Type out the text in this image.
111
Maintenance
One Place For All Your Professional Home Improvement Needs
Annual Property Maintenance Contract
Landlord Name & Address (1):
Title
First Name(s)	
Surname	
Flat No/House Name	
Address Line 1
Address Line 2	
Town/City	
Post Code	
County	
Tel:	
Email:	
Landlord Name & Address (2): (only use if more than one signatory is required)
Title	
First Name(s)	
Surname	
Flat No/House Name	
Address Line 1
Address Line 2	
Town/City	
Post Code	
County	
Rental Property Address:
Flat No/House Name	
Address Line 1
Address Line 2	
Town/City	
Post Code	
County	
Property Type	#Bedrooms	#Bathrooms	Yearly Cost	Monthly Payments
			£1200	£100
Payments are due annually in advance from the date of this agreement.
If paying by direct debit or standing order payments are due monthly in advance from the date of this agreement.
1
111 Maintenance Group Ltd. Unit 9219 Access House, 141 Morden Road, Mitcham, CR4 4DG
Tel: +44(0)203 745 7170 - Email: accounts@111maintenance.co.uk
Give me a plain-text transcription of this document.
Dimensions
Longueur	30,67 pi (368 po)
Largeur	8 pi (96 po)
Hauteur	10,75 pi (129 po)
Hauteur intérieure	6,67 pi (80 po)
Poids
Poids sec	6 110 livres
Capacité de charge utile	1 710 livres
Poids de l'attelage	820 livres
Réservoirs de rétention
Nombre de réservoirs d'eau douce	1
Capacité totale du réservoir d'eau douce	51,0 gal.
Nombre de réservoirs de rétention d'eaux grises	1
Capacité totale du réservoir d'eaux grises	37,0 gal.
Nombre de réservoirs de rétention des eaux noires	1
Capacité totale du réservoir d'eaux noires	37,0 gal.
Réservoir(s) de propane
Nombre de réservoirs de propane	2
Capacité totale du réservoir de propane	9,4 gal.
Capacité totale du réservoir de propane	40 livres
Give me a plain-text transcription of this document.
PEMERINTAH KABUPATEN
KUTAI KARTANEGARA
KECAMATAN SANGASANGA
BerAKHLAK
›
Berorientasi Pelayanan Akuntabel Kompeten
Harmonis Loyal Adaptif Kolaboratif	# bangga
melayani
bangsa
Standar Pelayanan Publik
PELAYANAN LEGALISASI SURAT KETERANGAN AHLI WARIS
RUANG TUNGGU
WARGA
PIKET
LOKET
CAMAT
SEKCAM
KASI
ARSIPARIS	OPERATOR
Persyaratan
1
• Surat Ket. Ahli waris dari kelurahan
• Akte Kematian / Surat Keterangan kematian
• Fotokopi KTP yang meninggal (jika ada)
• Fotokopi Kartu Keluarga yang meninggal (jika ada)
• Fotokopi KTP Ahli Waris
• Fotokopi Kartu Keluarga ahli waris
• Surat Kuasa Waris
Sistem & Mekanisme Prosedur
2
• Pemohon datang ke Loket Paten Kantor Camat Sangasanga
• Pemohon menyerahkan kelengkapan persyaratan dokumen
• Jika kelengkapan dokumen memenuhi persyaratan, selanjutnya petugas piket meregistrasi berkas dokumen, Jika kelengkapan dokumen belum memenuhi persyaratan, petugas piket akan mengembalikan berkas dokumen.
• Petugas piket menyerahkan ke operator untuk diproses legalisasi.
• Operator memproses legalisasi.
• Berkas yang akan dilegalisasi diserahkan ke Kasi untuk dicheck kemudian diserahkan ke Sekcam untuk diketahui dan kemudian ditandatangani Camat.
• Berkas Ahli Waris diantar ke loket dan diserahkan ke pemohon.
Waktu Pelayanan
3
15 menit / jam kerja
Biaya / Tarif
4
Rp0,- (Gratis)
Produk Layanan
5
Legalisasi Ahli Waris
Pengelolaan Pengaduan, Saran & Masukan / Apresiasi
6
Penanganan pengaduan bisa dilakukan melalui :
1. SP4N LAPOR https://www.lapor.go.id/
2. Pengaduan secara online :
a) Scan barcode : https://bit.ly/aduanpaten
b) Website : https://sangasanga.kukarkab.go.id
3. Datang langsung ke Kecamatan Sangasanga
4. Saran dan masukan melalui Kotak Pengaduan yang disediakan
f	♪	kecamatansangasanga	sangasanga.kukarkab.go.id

+ + + +

■ Exercise prompt ■
Print out every record again, exactly and in full.

■ Response to this exercise ■
Type out the text in this image.
111
Maintenance
One Place For All Your Professional Home Improvement Needs
Annual Property Maintenance Contract
Landlord Name & Address (1):
Title
First Name(s)	
Surname	
Flat No/House Name	
Address Line 1
Address Line 2	
Town/City	
Post Code	
County	
Tel:	
Email:	
Landlord Name & Address (2): (only use if more than one signatory is required)
Title	
First Name(s)	
Surname	
Flat No/House Name	
Address Line 1
Address Line 2	
Town/City	
Post Code	
County	
Rental Property Address:
Flat No/House Name	
Address Line 1
Address Line 2	
Town/City	
Post Code	
County	
Property Type	#Bedrooms	#Bathrooms	Yearly Cost	Monthly Payments
			£1200	£100
Payments are due annually in advance from the date of this agreement.
If paying by direct debit or standing order payments are due monthly in advance from the date of this agreement.
1
111 Maintenance Group Ltd. Unit 9219 Access House, 141 Morden Road, Mitcham, CR4 4DG
Tel: +44(0)203 745 7170 - Email: accounts@111maintenance.co.uk
Give me a plain-text transcription of this document.
Dimensions
Longueur	30,67 pi (368 po)
Largeur	8 pi (96 po)
Hauteur	10,75 pi (129 po)
Hauteur intérieure	6,67 pi (80 po)
Poids
Poids sec	6 110 livres
Capacité de charge utile	1 710 livres
Poids de l'attelage	820 livres
Réservoirs de rétention
Nombre de réservoirs d'eau douce	1
Capacité totale du réservoir d'eau douce	51,0 gal.
Nombre de réservoirs de rétention d'eaux grises	1
Capacité totale du réservoir d'eaux grises	37,0 gal.
Nombre de réservoirs de rétention des eaux noires	1
Capacité totale du réservoir d'eaux noires	37,0 gal.
Réservoir(s) de propane
Nombre de réservoirs de propane	2
Capacité totale du réservoir de propane	9,4 gal.
Capacité totale du réservoir de propane	40 livres
Give me a plain-text transcription of this document.
PEMERINTAH KABUPATEN
KUTAI KARTANEGARA
KECAMATAN SANGASANGA
BerAKHLAK
›
Berorientasi Pelayanan Akuntabel Kompeten
Harmonis Loyal Adaptif Kolaboratif	# bangga
melayani
bangsa
Standar Pelayanan Publik
PELAYANAN LEGALISASI SURAT KETERANGAN AHLI WARIS
RUANG TUNGGU
WARGA
PIKET
LOKET
CAMAT
SEKCAM
KASI
ARSIPARIS	OPERATOR
Persyaratan
1
• Surat Ket. Ahli waris dari kelurahan
• Akte Kematian / Surat Keterangan kematian
• Fotokopi KTP yang meninggal (jika ada)
• Fotokopi Kartu Keluarga yang meninggal (jika ada)
• Fotokopi KTP Ahli Waris
• Fotokopi Kartu Keluarga ahli waris
• Surat Kuasa Waris
Sistem & Mekanisme Prosedur
2
• Pemohon datang ke Loket Paten Kantor Camat Sangasanga
• Pemohon menyerahkan kelengkapan persyaratan dokumen
• Jika kelengkapan dokumen memenuhi persyaratan, selanjutnya petugas piket meregistrasi berkas dokumen, Jika kelengkapan dokumen belum memenuhi persyaratan, petugas piket akan mengembalikan berkas dokumen.
• Petugas piket menyerahkan ke operator untuk diproses legalisasi.
• Operator memproses legalisasi.
• Berkas yang akan dilegalisasi diserahkan ke Kasi untuk dicheck kemudian diserahkan ke Sekcam untuk diketahui dan kemudian ditandatangani Camat.
• Berkas Ahli Waris diantar ke loket dan diserahkan ke pemohon.
Waktu Pelayanan
3
15 menit / jam kerja
Biaya / Tarif
4
Rp0,- (Gratis)
Produk Layanan
5
Legalisasi Ahli Waris
Pengelolaan Pengaduan, Saran & Masukan / Apresiasi
6
Penanganan pengaduan bisa dilakukan melalui :
1. SP4N LAPOR https://www.lapor.go.id/
2. Pengaduan secara online :
a) Scan barcode : https://bit.ly/aduanpaten
b) Website : https://sangasanga.kukarkab.go.id
3. Datang langsung ke Kecamatan Sangasanga
4. Saran dan masukan melalui Kotak Pengaduan yang disediakan
f	♪	kecamatansangasanga	sangasanga.kukarkab.go.id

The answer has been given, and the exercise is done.